Keep only the lines of the listing that include the word "site", and copy them.

--- Data to process ---

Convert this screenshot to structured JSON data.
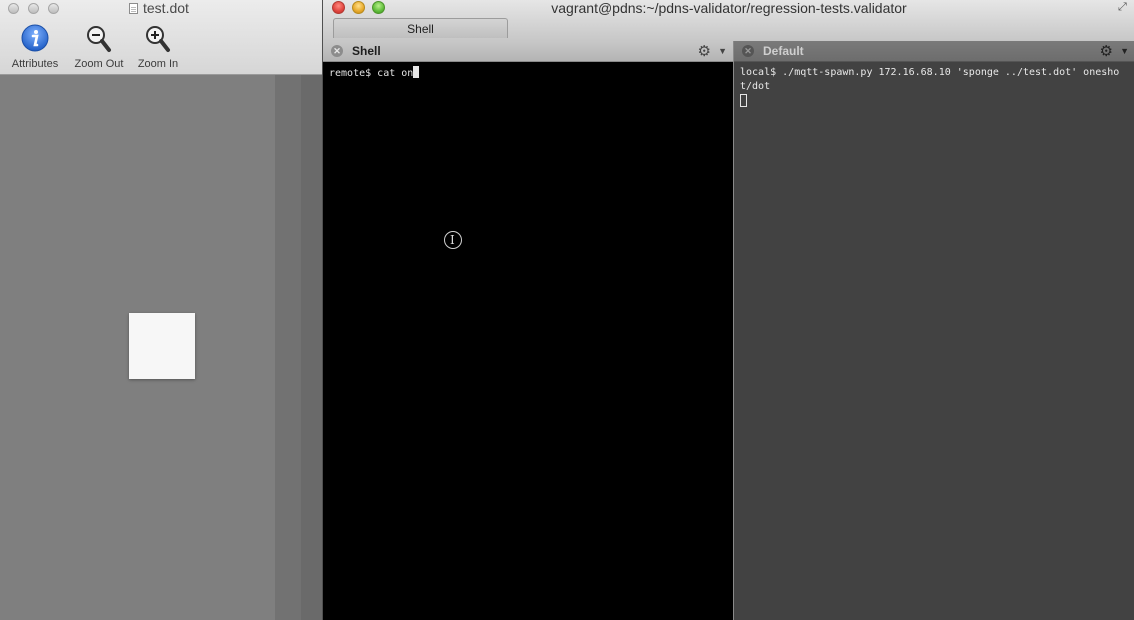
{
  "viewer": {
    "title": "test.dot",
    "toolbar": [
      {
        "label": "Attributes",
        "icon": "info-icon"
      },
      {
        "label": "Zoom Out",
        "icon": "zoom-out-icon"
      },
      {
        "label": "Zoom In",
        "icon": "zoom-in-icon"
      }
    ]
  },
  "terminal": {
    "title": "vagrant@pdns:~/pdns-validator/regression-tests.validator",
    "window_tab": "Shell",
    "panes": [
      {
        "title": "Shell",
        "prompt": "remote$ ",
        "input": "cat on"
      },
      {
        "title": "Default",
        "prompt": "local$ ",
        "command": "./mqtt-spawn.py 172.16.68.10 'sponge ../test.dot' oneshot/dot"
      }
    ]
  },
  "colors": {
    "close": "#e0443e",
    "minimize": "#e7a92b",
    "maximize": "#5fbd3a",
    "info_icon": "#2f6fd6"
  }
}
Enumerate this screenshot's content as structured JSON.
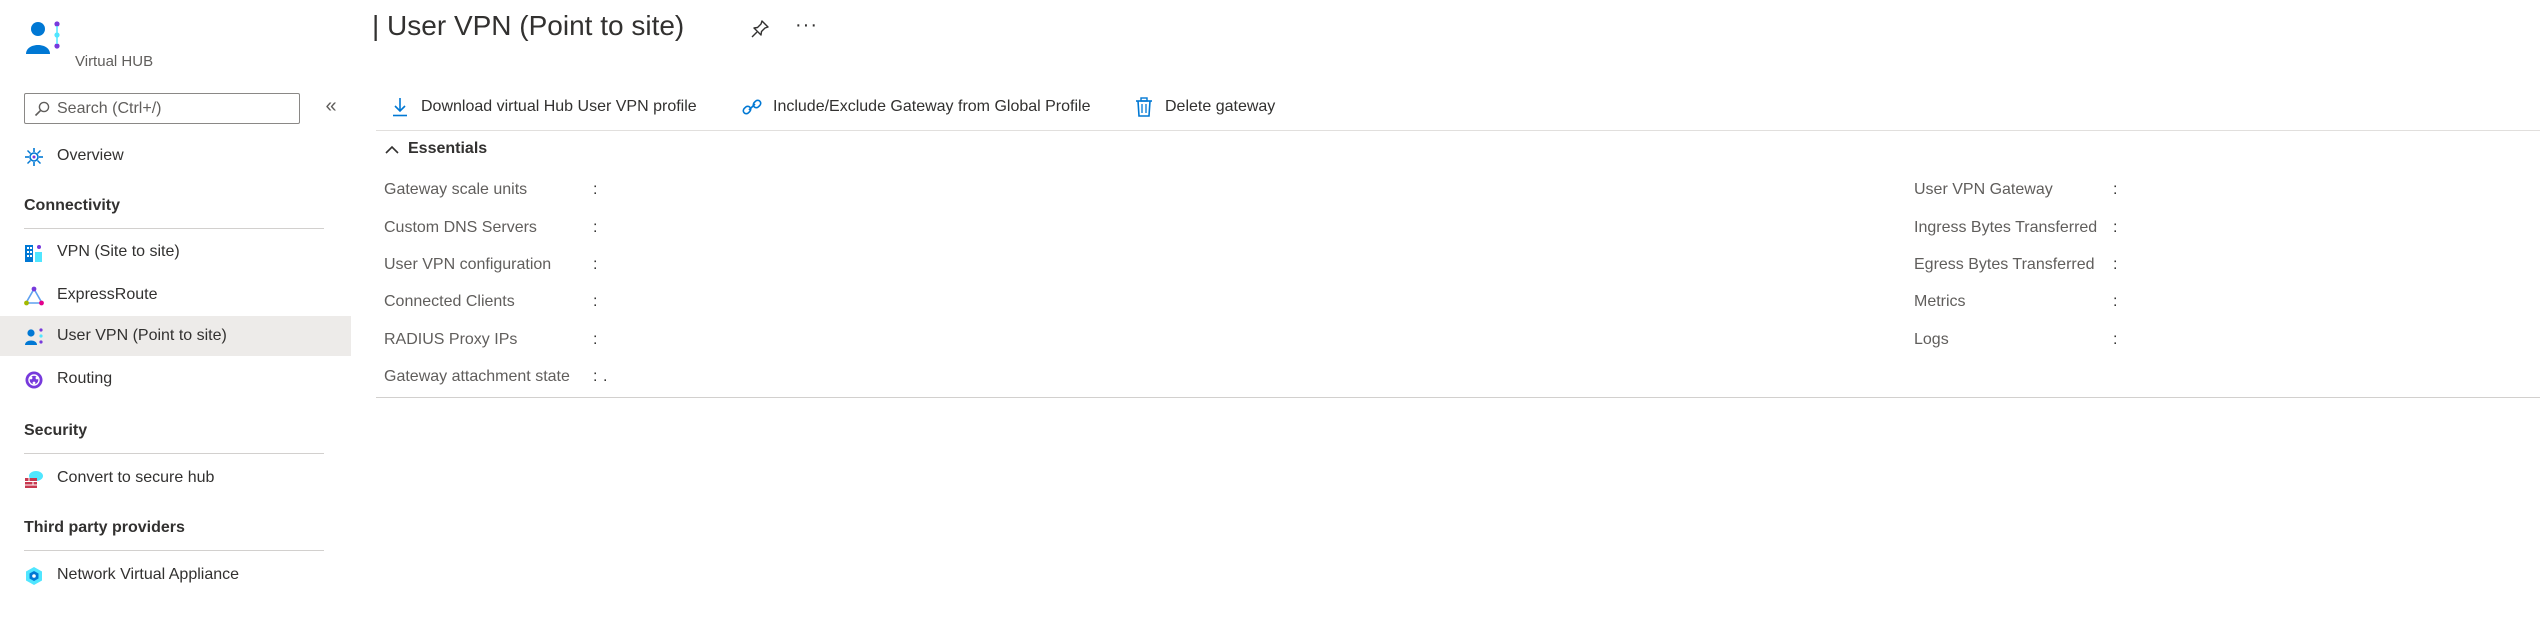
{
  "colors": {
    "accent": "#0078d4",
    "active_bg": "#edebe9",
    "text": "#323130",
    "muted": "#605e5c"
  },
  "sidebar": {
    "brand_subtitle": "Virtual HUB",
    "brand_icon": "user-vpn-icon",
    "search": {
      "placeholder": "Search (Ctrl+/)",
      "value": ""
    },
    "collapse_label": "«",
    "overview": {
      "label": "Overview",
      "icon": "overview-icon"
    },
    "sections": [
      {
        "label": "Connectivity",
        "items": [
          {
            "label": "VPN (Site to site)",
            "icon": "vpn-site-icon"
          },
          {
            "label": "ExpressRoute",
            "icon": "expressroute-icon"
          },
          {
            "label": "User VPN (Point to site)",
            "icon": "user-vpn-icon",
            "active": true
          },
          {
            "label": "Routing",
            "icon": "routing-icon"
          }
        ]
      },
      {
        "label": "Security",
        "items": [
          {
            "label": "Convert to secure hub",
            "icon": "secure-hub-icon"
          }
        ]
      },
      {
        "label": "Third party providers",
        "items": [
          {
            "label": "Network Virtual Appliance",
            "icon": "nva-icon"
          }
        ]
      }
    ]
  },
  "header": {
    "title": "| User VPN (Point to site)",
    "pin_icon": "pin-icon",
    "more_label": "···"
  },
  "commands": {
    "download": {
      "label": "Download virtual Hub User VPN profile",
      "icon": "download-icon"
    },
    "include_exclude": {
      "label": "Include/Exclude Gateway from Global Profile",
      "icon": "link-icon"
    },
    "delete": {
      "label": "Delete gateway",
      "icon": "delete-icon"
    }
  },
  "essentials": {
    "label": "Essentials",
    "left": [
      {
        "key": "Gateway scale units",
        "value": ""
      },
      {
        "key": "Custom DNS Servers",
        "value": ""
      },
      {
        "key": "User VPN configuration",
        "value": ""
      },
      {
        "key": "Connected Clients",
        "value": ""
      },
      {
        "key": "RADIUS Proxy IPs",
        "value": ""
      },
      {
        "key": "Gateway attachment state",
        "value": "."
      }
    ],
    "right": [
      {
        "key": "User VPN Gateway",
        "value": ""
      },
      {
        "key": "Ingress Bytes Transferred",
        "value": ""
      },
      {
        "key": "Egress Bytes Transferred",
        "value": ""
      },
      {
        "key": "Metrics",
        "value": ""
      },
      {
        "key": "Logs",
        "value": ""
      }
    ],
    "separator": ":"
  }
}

---

Complete output »
            "label": "VPN (Site to site)",
            "icon": "vpn-site-icon"
            "label": "User VPN (Point to site)",
    "title": "| User VPN (Point to site)",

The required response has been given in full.